WHAT IS EXPECTED
Copy all lines below containing "forum".

--- start DATA TO USE ---

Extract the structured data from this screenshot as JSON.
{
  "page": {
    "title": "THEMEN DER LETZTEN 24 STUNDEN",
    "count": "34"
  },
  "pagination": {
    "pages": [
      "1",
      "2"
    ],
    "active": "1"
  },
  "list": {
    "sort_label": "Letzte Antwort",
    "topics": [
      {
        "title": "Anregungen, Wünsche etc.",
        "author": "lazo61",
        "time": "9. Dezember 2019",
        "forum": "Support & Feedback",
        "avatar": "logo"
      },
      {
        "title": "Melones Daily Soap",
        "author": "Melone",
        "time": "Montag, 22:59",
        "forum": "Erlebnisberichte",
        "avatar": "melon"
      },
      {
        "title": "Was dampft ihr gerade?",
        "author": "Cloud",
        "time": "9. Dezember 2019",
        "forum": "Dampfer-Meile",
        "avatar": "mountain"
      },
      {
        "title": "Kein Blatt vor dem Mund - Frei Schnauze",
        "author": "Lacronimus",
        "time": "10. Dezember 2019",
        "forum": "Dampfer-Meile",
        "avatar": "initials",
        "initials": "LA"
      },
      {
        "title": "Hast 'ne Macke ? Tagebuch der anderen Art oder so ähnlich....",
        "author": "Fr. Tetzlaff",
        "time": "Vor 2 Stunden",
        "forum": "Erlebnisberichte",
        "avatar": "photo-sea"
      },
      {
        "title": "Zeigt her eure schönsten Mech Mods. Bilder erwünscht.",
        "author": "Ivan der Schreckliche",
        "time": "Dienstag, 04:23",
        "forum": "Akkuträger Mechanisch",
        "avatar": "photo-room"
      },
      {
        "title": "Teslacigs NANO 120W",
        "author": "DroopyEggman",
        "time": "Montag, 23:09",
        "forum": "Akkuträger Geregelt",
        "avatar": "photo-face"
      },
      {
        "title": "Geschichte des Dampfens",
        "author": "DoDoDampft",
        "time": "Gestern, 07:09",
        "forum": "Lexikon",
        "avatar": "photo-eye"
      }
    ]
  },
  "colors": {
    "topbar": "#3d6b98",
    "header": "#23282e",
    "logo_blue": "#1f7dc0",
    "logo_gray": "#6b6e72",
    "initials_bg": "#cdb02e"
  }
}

--- end DATA TO USE ---

RESPONSE BELOW
        "forum": "Support & Feedback",
        "forum": "Erlebnisberichte",
        "forum": "Dampfer-Meile",
        "forum": "Dampfer-Meile",
        "forum": "Erlebnisberichte",
        "forum": "Akkuträger Mechanisch",
        "forum": "Akkuträger Geregelt",
        "forum": "Lexikon",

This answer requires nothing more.